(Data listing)
§ §

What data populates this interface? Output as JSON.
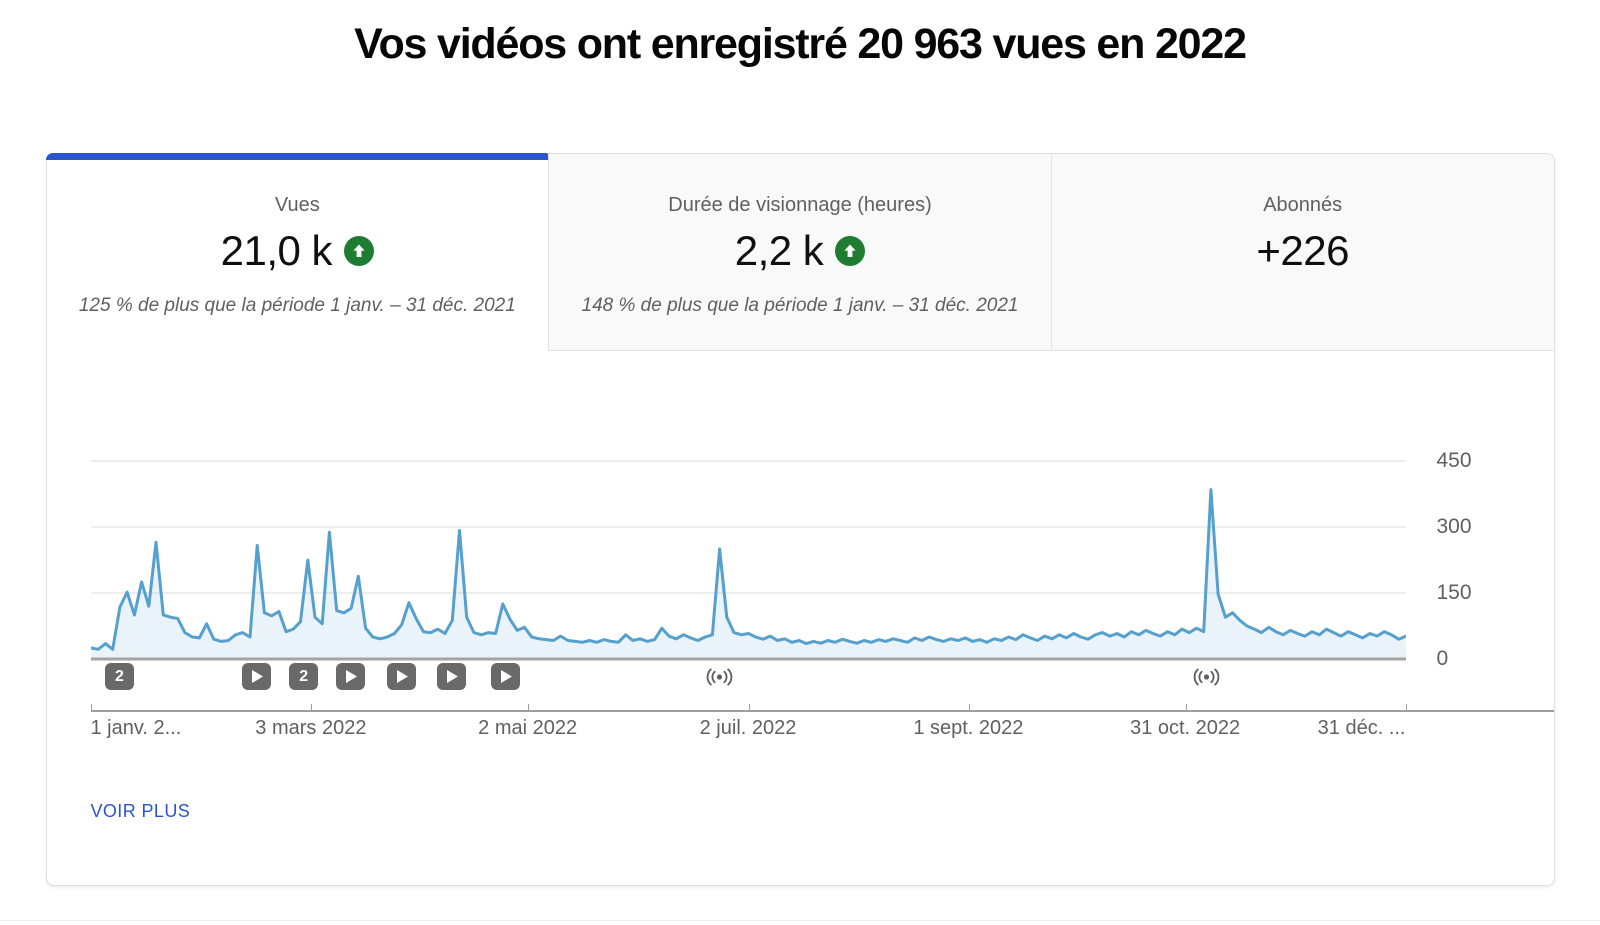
{
  "page": {
    "title": "Vos vidéos ont enregistré 20 963 vues en 2022"
  },
  "metrics": [
    {
      "id": "views",
      "label": "Vues",
      "value": "21,0 k",
      "trend": "up",
      "comparison": "125 % de plus que la période 1 janv. – 31 déc. 2021",
      "active": true
    },
    {
      "id": "watch-time",
      "label": "Durée de visionnage (heures)",
      "value": "2,2 k",
      "trend": "up",
      "comparison": "148 % de plus que la période 1 janv. – 31 déc. 2021",
      "active": false
    },
    {
      "id": "subscribers",
      "label": "Abonnés",
      "value": "+226",
      "trend": "none",
      "comparison": "",
      "active": false
    }
  ],
  "footer": {
    "see_more_label": "VOIR PLUS"
  },
  "colors": {
    "accent_blue": "#2b55cc",
    "trend_green": "#1f7d32",
    "line_blue": "#55a0cc",
    "area_fill": "rgba(85,160,205,0.13)",
    "gridline": "#e8e8e8",
    "baseline": "#a3a3a3",
    "axis_gray": "#9e9e9e",
    "text_gray": "#606060",
    "badge_gray": "#696969"
  },
  "chart_data": {
    "type": "area",
    "title": "Vues par jour en 2022",
    "xlabel": "",
    "ylabel": "Vues",
    "ylim": [
      0,
      450
    ],
    "yticks": [
      0,
      150,
      300,
      450
    ],
    "grid": true,
    "x_total_days": 364,
    "x_day_step": 2,
    "x_labels": [
      {
        "day": 0,
        "label": "1 janv. 2...",
        "align": "left"
      },
      {
        "day": 61,
        "label": "3 mars 2022",
        "align": "center"
      },
      {
        "day": 121,
        "label": "2 mai 2022",
        "align": "center"
      },
      {
        "day": 182,
        "label": "2 juil. 2022",
        "align": "center"
      },
      {
        "day": 243,
        "label": "1 sept. 2022",
        "align": "center"
      },
      {
        "day": 303,
        "label": "31 oct. 2022",
        "align": "center"
      },
      {
        "day": 364,
        "label": "31 déc. ...",
        "align": "right"
      }
    ],
    "series": [
      {
        "name": "Vues",
        "values": [
          25,
          22,
          35,
          22,
          118,
          152,
          100,
          175,
          120,
          265,
          100,
          95,
          92,
          60,
          50,
          48,
          80,
          45,
          40,
          42,
          55,
          60,
          50,
          258,
          105,
          98,
          108,
          62,
          68,
          85,
          225,
          95,
          80,
          288,
          110,
          105,
          115,
          188,
          70,
          50,
          46,
          50,
          58,
          78,
          128,
          92,
          62,
          60,
          68,
          58,
          88,
          292,
          95,
          60,
          55,
          60,
          58,
          125,
          90,
          65,
          72,
          50,
          46,
          44,
          42,
          52,
          42,
          40,
          38,
          42,
          38,
          44,
          40,
          38,
          55,
          42,
          46,
          40,
          44,
          70,
          52,
          46,
          55,
          48,
          42,
          50,
          55,
          250,
          95,
          60,
          55,
          58,
          50,
          45,
          52,
          42,
          46,
          38,
          42,
          35,
          40,
          36,
          42,
          38,
          45,
          40,
          36,
          42,
          38,
          44,
          40,
          46,
          42,
          38,
          48,
          42,
          50,
          44,
          40,
          46,
          42,
          48,
          40,
          44,
          38,
          46,
          42,
          50,
          44,
          55,
          48,
          42,
          52,
          46,
          55,
          48,
          58,
          50,
          45,
          55,
          60,
          52,
          58,
          50,
          62,
          55,
          65,
          58,
          52,
          62,
          55,
          68,
          60,
          70,
          62,
          385,
          148,
          95,
          105,
          88,
          75,
          68,
          60,
          72,
          62,
          55,
          65,
          58,
          52,
          62,
          55,
          68,
          60,
          52,
          62,
          55,
          48,
          58,
          52,
          62,
          55,
          45,
          52
        ]
      }
    ],
    "markers": [
      {
        "day": 8,
        "type": "videos",
        "label": "2"
      },
      {
        "day": 46,
        "type": "video"
      },
      {
        "day": 59,
        "type": "videos",
        "label": "2"
      },
      {
        "day": 72,
        "type": "video"
      },
      {
        "day": 86,
        "type": "video"
      },
      {
        "day": 100,
        "type": "video"
      },
      {
        "day": 115,
        "type": "video"
      },
      {
        "day": 174,
        "type": "live"
      },
      {
        "day": 309,
        "type": "live"
      }
    ]
  }
}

§ §

TO BE DONE. Restate the records word for word, omitting images.

SOLUTION TO THE EXERCISE.
What data populates this interface? Output as JSON.
{
  "page": {
    "title": "Vos vidéos ont enregistré 20 963 vues en 2022"
  },
  "metrics": [
    {
      "id": "views",
      "label": "Vues",
      "value": "21,0 k",
      "trend": "up",
      "comparison": "125 % de plus que la période 1 janv. – 31 déc. 2021",
      "active": true
    },
    {
      "id": "watch-time",
      "label": "Durée de visionnage (heures)",
      "value": "2,2 k",
      "trend": "up",
      "comparison": "148 % de plus que la période 1 janv. – 31 déc. 2021",
      "active": false
    },
    {
      "id": "subscribers",
      "label": "Abonnés",
      "value": "+226",
      "trend": "none",
      "comparison": "",
      "active": false
    }
  ],
  "footer": {
    "see_more_label": "VOIR PLUS"
  },
  "colors": {
    "accent_blue": "#2b55cc",
    "trend_green": "#1f7d32",
    "line_blue": "#55a0cc",
    "area_fill": "rgba(85,160,205,0.13)",
    "gridline": "#e8e8e8",
    "baseline": "#a3a3a3",
    "axis_gray": "#9e9e9e",
    "text_gray": "#606060",
    "badge_gray": "#696969"
  },
  "chart_data": {
    "type": "area",
    "title": "Vues par jour en 2022",
    "xlabel": "",
    "ylabel": "Vues",
    "ylim": [
      0,
      450
    ],
    "yticks": [
      0,
      150,
      300,
      450
    ],
    "grid": true,
    "x_total_days": 364,
    "x_day_step": 2,
    "x_labels": [
      {
        "day": 0,
        "label": "1 janv. 2...",
        "align": "left"
      },
      {
        "day": 61,
        "label": "3 mars 2022",
        "align": "center"
      },
      {
        "day": 121,
        "label": "2 mai 2022",
        "align": "center"
      },
      {
        "day": 182,
        "label": "2 juil. 2022",
        "align": "center"
      },
      {
        "day": 243,
        "label": "1 sept. 2022",
        "align": "center"
      },
      {
        "day": 303,
        "label": "31 oct. 2022",
        "align": "center"
      },
      {
        "day": 364,
        "label": "31 déc. ...",
        "align": "right"
      }
    ],
    "series": [
      {
        "name": "Vues",
        "values": [
          25,
          22,
          35,
          22,
          118,
          152,
          100,
          175,
          120,
          265,
          100,
          95,
          92,
          60,
          50,
          48,
          80,
          45,
          40,
          42,
          55,
          60,
          50,
          258,
          105,
          98,
          108,
          62,
          68,
          85,
          225,
          95,
          80,
          288,
          110,
          105,
          115,
          188,
          70,
          50,
          46,
          50,
          58,
          78,
          128,
          92,
          62,
          60,
          68,
          58,
          88,
          292,
          95,
          60,
          55,
          60,
          58,
          125,
          90,
          65,
          72,
          50,
          46,
          44,
          42,
          52,
          42,
          40,
          38,
          42,
          38,
          44,
          40,
          38,
          55,
          42,
          46,
          40,
          44,
          70,
          52,
          46,
          55,
          48,
          42,
          50,
          55,
          250,
          95,
          60,
          55,
          58,
          50,
          45,
          52,
          42,
          46,
          38,
          42,
          35,
          40,
          36,
          42,
          38,
          45,
          40,
          36,
          42,
          38,
          44,
          40,
          46,
          42,
          38,
          48,
          42,
          50,
          44,
          40,
          46,
          42,
          48,
          40,
          44,
          38,
          46,
          42,
          50,
          44,
          55,
          48,
          42,
          52,
          46,
          55,
          48,
          58,
          50,
          45,
          55,
          60,
          52,
          58,
          50,
          62,
          55,
          65,
          58,
          52,
          62,
          55,
          68,
          60,
          70,
          62,
          385,
          148,
          95,
          105,
          88,
          75,
          68,
          60,
          72,
          62,
          55,
          65,
          58,
          52,
          62,
          55,
          68,
          60,
          52,
          62,
          55,
          48,
          58,
          52,
          62,
          55,
          45,
          52
        ]
      }
    ],
    "markers": [
      {
        "day": 8,
        "type": "videos",
        "label": "2"
      },
      {
        "day": 46,
        "type": "video"
      },
      {
        "day": 59,
        "type": "videos",
        "label": "2"
      },
      {
        "day": 72,
        "type": "video"
      },
      {
        "day": 86,
        "type": "video"
      },
      {
        "day": 100,
        "type": "video"
      },
      {
        "day": 115,
        "type": "video"
      },
      {
        "day": 174,
        "type": "live"
      },
      {
        "day": 309,
        "type": "live"
      }
    ]
  }
}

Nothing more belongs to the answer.